* _The input_

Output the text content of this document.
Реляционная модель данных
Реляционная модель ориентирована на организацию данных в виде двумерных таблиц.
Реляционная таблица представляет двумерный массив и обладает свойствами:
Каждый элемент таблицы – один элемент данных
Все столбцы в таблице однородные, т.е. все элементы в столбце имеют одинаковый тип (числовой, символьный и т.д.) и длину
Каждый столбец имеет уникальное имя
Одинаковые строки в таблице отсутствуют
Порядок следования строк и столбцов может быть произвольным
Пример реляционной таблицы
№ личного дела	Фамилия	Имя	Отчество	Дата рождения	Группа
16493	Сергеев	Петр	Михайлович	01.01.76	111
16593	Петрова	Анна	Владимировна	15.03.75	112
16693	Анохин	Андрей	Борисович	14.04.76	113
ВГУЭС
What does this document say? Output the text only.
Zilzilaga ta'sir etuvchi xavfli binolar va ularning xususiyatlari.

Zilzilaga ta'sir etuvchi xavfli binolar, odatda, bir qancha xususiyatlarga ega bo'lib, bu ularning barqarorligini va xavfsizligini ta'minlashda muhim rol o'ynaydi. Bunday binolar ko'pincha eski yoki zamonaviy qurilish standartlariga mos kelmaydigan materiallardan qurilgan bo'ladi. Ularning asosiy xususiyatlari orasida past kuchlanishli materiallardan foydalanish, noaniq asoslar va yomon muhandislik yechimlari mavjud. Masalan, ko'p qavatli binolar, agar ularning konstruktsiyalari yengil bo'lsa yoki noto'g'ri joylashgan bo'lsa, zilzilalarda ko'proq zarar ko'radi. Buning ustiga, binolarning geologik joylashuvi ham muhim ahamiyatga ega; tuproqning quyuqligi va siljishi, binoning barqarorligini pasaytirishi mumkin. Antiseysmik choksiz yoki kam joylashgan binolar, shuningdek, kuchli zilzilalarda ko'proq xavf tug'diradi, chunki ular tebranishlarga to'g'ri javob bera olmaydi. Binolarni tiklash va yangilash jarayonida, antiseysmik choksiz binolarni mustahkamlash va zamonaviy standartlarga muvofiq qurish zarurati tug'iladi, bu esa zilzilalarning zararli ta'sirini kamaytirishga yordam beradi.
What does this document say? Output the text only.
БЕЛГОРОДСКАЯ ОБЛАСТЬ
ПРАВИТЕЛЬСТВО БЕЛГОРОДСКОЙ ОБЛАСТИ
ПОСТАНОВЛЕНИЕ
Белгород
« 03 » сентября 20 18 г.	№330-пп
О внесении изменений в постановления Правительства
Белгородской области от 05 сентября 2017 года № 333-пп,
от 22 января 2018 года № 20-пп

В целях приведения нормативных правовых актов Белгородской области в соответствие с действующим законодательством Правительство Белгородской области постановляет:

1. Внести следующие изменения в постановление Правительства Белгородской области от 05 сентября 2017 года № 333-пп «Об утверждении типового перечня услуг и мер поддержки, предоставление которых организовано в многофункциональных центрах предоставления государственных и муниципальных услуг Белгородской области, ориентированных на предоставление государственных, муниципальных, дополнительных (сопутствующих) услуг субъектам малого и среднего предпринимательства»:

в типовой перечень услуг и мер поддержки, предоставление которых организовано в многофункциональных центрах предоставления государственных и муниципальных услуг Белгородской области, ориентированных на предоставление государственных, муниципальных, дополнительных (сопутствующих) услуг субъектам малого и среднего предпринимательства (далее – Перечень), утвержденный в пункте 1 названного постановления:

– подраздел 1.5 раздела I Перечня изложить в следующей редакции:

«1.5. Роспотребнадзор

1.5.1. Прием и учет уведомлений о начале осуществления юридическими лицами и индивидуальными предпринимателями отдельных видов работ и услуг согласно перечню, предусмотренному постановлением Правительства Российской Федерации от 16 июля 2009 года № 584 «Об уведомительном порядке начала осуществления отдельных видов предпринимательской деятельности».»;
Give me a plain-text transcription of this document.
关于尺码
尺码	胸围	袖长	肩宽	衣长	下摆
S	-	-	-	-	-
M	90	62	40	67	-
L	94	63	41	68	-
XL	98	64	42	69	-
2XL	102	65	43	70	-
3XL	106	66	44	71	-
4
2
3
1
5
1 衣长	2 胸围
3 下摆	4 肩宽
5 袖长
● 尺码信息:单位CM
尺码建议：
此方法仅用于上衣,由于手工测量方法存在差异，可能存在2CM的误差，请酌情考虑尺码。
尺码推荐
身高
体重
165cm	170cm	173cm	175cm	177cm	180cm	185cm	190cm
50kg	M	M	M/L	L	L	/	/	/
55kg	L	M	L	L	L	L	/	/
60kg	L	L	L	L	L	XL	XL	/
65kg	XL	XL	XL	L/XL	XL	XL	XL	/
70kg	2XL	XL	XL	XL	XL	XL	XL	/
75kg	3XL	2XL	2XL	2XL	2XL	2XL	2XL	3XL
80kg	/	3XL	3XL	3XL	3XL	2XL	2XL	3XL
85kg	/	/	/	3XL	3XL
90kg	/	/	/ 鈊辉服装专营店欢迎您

* _Directive_
Copy the records above exactly as they appear.

* _Answer below_
Output the text content of this document.
Реляционная модель данных
Реляционная модель ориентирована на организацию данных в виде двумерных таблиц.
Реляционная таблица представляет двумерный массив и обладает свойствами:
Каждый элемент таблицы – один элемент данных
Все столбцы в таблице однородные, т.е. все элементы в столбце имеют одинаковый тип (числовой, символьный и т.д.) и длину
Каждый столбец имеет уникальное имя
Одинаковые строки в таблице отсутствуют
Порядок следования строк и столбцов может быть произвольным
Пример реляционной таблицы
№ личного дела	Фамилия	Имя	Отчество	Дата рождения	Группа
16493	Сергеев	Петр	Михайлович	01.01.76	111
16593	Петрова	Анна	Владимировна	15.03.75	112
16693	Анохин	Андрей	Борисович	14.04.76	113
ВГУЭС
What does this document say? Output the text only.
Zilzilaga ta'sir etuvchi xavfli binolar va ularning xususiyatlari.

Zilzilaga ta'sir etuvchi xavfli binolar, odatda, bir qancha xususiyatlarga ega bo'lib, bu ularning barqarorligini va xavfsizligini ta'minlashda muhim rol o'ynaydi. Bunday binolar ko'pincha eski yoki zamonaviy qurilish standartlariga mos kelmaydigan materiallardan qurilgan bo'ladi. Ularning asosiy xususiyatlari orasida past kuchlanishli materiallardan foydalanish, noaniq asoslar va yomon muhandislik yechimlari mavjud. Masalan, ko'p qavatli binolar, agar ularning konstruktsiyalari yengil bo'lsa yoki noto'g'ri joylashgan bo'lsa, zilzilalarda ko'proq zarar ko'radi. Buning ustiga, binolarning geologik joylashuvi ham muhim ahamiyatga ega; tuproqning quyuqligi va siljishi, binoning barqarorligini pasaytirishi mumkin. Antiseysmik choksiz yoki kam joylashgan binolar, shuningdek, kuchli zilzilalarda ko'proq xavf tug'diradi, chunki ular tebranishlarga to'g'ri javob bera olmaydi. Binolarni tiklash va yangilash jarayonida, antiseysmik choksiz binolarni mustahkamlash va zamonaviy standartlarga muvofiq qurish zarurati tug'iladi, bu esa zilzilalarning zararli ta'sirini kamaytirishga yordam beradi.
What does this document say? Output the text only.
БЕЛГОРОДСКАЯ ОБЛАСТЬ
ПРАВИТЕЛЬСТВО БЕЛГОРОДСКОЙ ОБЛАСТИ
ПОСТАНОВЛЕНИЕ
Белгород
« 03 » сентября 20 18 г.	№330-пп
О внесении изменений в постановления Правительства
Белгородской области от 05 сентября 2017 года № 333-пп,
от 22 января 2018 года № 20-пп

В целях приведения нормативных правовых актов Белгородской области в соответствие с действующим законодательством Правительство Белгородской области постановляет:

1. Внести следующие изменения в постановление Правительства Белгородской области от 05 сентября 2017 года № 333-пп «Об утверждении типового перечня услуг и мер поддержки, предоставление которых организовано в многофункциональных центрах предоставления государственных и муниципальных услуг Белгородской области, ориентированных на предоставление государственных, муниципальных, дополнительных (сопутствующих) услуг субъектам малого и среднего предпринимательства»:

в типовой перечень услуг и мер поддержки, предоставление которых организовано в многофункциональных центрах предоставления государственных и муниципальных услуг Белгородской области, ориентированных на предоставление государственных, муниципальных, дополнительных (сопутствующих) услуг субъектам малого и среднего предпринимательства (далее – Перечень), утвержденный в пункте 1 названного постановления:

– подраздел 1.5 раздела I Перечня изложить в следующей редакции:

«1.5. Роспотребнадзор

1.5.1. Прием и учет уведомлений о начале осуществления юридическими лицами и индивидуальными предпринимателями отдельных видов работ и услуг согласно перечню, предусмотренному постановлением Правительства Российской Федерации от 16 июля 2009 года № 584 «Об уведомительном порядке начала осуществления отдельных видов предпринимательской деятельности».»;
Give me a plain-text transcription of this document.
关于尺码
尺码	胸围	袖长	肩宽	衣长	下摆
S	-	-	-	-	-
M	90	62	40	67	-
L	94	63	41	68	-
XL	98	64	42	69	-
2XL	102	65	43	70	-
3XL	106	66	44	71	-
4
2
3
1
5
1 衣长	2 胸围
3 下摆	4 肩宽
5 袖长
● 尺码信息:单位CM
尺码建议：
此方法仅用于上衣,由于手工测量方法存在差异，可能存在2CM的误差，请酌情考虑尺码。
尺码推荐
身高
体重
165cm	170cm	173cm	175cm	177cm	180cm	185cm	190cm
50kg	M	M	M/L	L	L	/	/	/
55kg	L	M	L	L	L	L	/	/
60kg	L	L	L	L	L	XL	XL	/
65kg	XL	XL	XL	L/XL	XL	XL	XL	/
70kg	2XL	XL	XL	XL	XL	XL	XL	/
75kg	3XL	2XL	2XL	2XL	2XL	2XL	2XL	3XL
80kg	/	3XL	3XL	3XL	3XL	2XL	2XL	3XL
85kg	/	/	/	3XL	3XL
90kg	/	/	/ 鈊辉服装专营店欢迎您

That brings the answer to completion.